─── Dataset records
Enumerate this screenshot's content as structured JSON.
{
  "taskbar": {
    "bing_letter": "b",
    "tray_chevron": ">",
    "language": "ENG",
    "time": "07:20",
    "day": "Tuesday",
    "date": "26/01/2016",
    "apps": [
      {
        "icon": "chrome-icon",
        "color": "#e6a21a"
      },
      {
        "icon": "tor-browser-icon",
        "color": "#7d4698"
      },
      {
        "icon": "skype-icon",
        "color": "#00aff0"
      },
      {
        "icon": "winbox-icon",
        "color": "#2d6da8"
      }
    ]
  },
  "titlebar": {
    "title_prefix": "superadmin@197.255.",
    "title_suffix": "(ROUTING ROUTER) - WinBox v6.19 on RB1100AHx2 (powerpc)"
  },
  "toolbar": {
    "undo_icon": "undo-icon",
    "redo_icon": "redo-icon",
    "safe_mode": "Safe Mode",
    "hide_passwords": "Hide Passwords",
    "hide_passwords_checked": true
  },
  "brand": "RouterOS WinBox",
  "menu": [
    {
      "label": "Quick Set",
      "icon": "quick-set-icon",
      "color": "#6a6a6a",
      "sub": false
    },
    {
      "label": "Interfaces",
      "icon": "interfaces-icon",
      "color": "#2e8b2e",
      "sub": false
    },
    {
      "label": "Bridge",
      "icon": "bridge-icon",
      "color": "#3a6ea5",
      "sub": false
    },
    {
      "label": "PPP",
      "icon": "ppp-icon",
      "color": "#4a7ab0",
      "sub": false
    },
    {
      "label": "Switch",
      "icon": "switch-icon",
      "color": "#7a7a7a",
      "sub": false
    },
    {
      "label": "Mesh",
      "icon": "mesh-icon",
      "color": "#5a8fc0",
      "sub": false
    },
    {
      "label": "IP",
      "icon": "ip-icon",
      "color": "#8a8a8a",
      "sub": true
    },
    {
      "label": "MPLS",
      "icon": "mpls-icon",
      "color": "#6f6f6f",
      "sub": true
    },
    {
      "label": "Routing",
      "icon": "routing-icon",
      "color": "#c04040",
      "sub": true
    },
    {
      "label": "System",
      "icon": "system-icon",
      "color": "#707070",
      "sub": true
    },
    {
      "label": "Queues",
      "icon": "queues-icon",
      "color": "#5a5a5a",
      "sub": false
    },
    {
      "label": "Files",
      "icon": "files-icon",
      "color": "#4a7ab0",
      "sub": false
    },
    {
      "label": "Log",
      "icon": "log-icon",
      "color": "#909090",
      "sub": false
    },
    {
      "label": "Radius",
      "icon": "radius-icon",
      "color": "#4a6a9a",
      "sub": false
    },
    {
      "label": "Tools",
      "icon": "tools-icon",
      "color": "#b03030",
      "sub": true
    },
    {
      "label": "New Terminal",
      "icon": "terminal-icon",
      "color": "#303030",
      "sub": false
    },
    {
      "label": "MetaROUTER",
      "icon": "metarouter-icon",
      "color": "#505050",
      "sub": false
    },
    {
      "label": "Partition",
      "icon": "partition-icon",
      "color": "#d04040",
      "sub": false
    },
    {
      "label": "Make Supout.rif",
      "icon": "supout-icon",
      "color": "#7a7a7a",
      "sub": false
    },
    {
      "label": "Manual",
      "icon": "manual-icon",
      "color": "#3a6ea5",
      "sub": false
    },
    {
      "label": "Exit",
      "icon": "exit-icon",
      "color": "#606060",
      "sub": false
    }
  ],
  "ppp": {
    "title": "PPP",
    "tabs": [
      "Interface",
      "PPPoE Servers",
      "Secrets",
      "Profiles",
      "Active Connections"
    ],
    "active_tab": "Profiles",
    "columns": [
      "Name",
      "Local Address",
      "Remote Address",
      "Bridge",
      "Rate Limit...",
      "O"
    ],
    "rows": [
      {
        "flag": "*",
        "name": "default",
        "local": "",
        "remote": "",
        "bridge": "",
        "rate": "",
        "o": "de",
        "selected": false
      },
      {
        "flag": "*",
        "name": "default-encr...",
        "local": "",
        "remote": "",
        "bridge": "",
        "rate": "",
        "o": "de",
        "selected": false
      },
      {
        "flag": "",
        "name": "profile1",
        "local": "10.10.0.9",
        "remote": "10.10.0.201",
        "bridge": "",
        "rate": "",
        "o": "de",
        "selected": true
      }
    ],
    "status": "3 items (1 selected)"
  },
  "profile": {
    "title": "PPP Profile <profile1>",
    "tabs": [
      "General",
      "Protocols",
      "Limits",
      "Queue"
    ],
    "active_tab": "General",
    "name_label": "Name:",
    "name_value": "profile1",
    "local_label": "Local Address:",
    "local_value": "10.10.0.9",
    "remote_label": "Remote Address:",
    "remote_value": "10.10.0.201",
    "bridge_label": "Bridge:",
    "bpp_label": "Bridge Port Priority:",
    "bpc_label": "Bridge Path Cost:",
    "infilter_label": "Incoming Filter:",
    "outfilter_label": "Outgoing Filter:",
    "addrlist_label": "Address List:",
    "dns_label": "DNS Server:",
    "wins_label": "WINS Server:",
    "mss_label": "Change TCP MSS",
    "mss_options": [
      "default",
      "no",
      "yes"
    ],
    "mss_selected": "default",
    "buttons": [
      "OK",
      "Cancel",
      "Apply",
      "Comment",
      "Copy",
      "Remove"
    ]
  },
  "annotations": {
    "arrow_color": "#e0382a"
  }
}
──────
Please output the complete data exactly.

Complete response:
Enumerate this screenshot's content as structured JSON.
{
  "taskbar": {
    "bing_letter": "b",
    "tray_chevron": ">",
    "language": "ENG",
    "time": "07:20",
    "day": "Tuesday",
    "date": "26/01/2016",
    "apps": [
      {
        "icon": "chrome-icon",
        "color": "#e6a21a"
      },
      {
        "icon": "tor-browser-icon",
        "color": "#7d4698"
      },
      {
        "icon": "skype-icon",
        "color": "#00aff0"
      },
      {
        "icon": "winbox-icon",
        "color": "#2d6da8"
      }
    ]
  },
  "titlebar": {
    "title_prefix": "superadmin@197.255.",
    "title_suffix": "(ROUTING ROUTER) - WinBox v6.19 on RB1100AHx2 (powerpc)"
  },
  "toolbar": {
    "undo_icon": "undo-icon",
    "redo_icon": "redo-icon",
    "safe_mode": "Safe Mode",
    "hide_passwords": "Hide Passwords",
    "hide_passwords_checked": true
  },
  "brand": "RouterOS WinBox",
  "menu": [
    {
      "label": "Quick Set",
      "icon": "quick-set-icon",
      "color": "#6a6a6a",
      "sub": false
    },
    {
      "label": "Interfaces",
      "icon": "interfaces-icon",
      "color": "#2e8b2e",
      "sub": false
    },
    {
      "label": "Bridge",
      "icon": "bridge-icon",
      "color": "#3a6ea5",
      "sub": false
    },
    {
      "label": "PPP",
      "icon": "ppp-icon",
      "color": "#4a7ab0",
      "sub": false
    },
    {
      "label": "Switch",
      "icon": "switch-icon",
      "color": "#7a7a7a",
      "sub": false
    },
    {
      "label": "Mesh",
      "icon": "mesh-icon",
      "color": "#5a8fc0",
      "sub": false
    },
    {
      "label": "IP",
      "icon": "ip-icon",
      "color": "#8a8a8a",
      "sub": true
    },
    {
      "label": "MPLS",
      "icon": "mpls-icon",
      "color": "#6f6f6f",
      "sub": true
    },
    {
      "label": "Routing",
      "icon": "routing-icon",
      "color": "#c04040",
      "sub": true
    },
    {
      "label": "System",
      "icon": "system-icon",
      "color": "#707070",
      "sub": true
    },
    {
      "label": "Queues",
      "icon": "queues-icon",
      "color": "#5a5a5a",
      "sub": false
    },
    {
      "label": "Files",
      "icon": "files-icon",
      "color": "#4a7ab0",
      "sub": false
    },
    {
      "label": "Log",
      "icon": "log-icon",
      "color": "#909090",
      "sub": false
    },
    {
      "label": "Radius",
      "icon": "radius-icon",
      "color": "#4a6a9a",
      "sub": false
    },
    {
      "label": "Tools",
      "icon": "tools-icon",
      "color": "#b03030",
      "sub": true
    },
    {
      "label": "New Terminal",
      "icon": "terminal-icon",
      "color": "#303030",
      "sub": false
    },
    {
      "label": "MetaROUTER",
      "icon": "metarouter-icon",
      "color": "#505050",
      "sub": false
    },
    {
      "label": "Partition",
      "icon": "partition-icon",
      "color": "#d04040",
      "sub": false
    },
    {
      "label": "Make Supout.rif",
      "icon": "supout-icon",
      "color": "#7a7a7a",
      "sub": false
    },
    {
      "label": "Manual",
      "icon": "manual-icon",
      "color": "#3a6ea5",
      "sub": false
    },
    {
      "label": "Exit",
      "icon": "exit-icon",
      "color": "#606060",
      "sub": false
    }
  ],
  "ppp": {
    "title": "PPP",
    "tabs": [
      "Interface",
      "PPPoE Servers",
      "Secrets",
      "Profiles",
      "Active Connections"
    ],
    "active_tab": "Profiles",
    "columns": [
      "Name",
      "Local Address",
      "Remote Address",
      "Bridge",
      "Rate Limit...",
      "O"
    ],
    "rows": [
      {
        "flag": "*",
        "name": "default",
        "local": "",
        "remote": "",
        "bridge": "",
        "rate": "",
        "o": "de",
        "selected": false
      },
      {
        "flag": "*",
        "name": "default-encr...",
        "local": "",
        "remote": "",
        "bridge": "",
        "rate": "",
        "o": "de",
        "selected": false
      },
      {
        "flag": "",
        "name": "profile1",
        "local": "10.10.0.9",
        "remote": "10.10.0.201",
        "bridge": "",
        "rate": "",
        "o": "de",
        "selected": true
      }
    ],
    "status": "3 items (1 selected)"
  },
  "profile": {
    "title": "PPP Profile <profile1>",
    "tabs": [
      "General",
      "Protocols",
      "Limits",
      "Queue"
    ],
    "active_tab": "General",
    "name_label": "Name:",
    "name_value": "profile1",
    "local_label": "Local Address:",
    "local_value": "10.10.0.9",
    "remote_label": "Remote Address:",
    "remote_value": "10.10.0.201",
    "bridge_label": "Bridge:",
    "bpp_label": "Bridge Port Priority:",
    "bpc_label": "Bridge Path Cost:",
    "infilter_label": "Incoming Filter:",
    "outfilter_label": "Outgoing Filter:",
    "addrlist_label": "Address List:",
    "dns_label": "DNS Server:",
    "wins_label": "WINS Server:",
    "mss_label": "Change TCP MSS",
    "mss_options": [
      "default",
      "no",
      "yes"
    ],
    "mss_selected": "default",
    "buttons": [
      "OK",
      "Cancel",
      "Apply",
      "Comment",
      "Copy",
      "Remove"
    ]
  },
  "annotations": {
    "arrow_color": "#e0382a"
  }
}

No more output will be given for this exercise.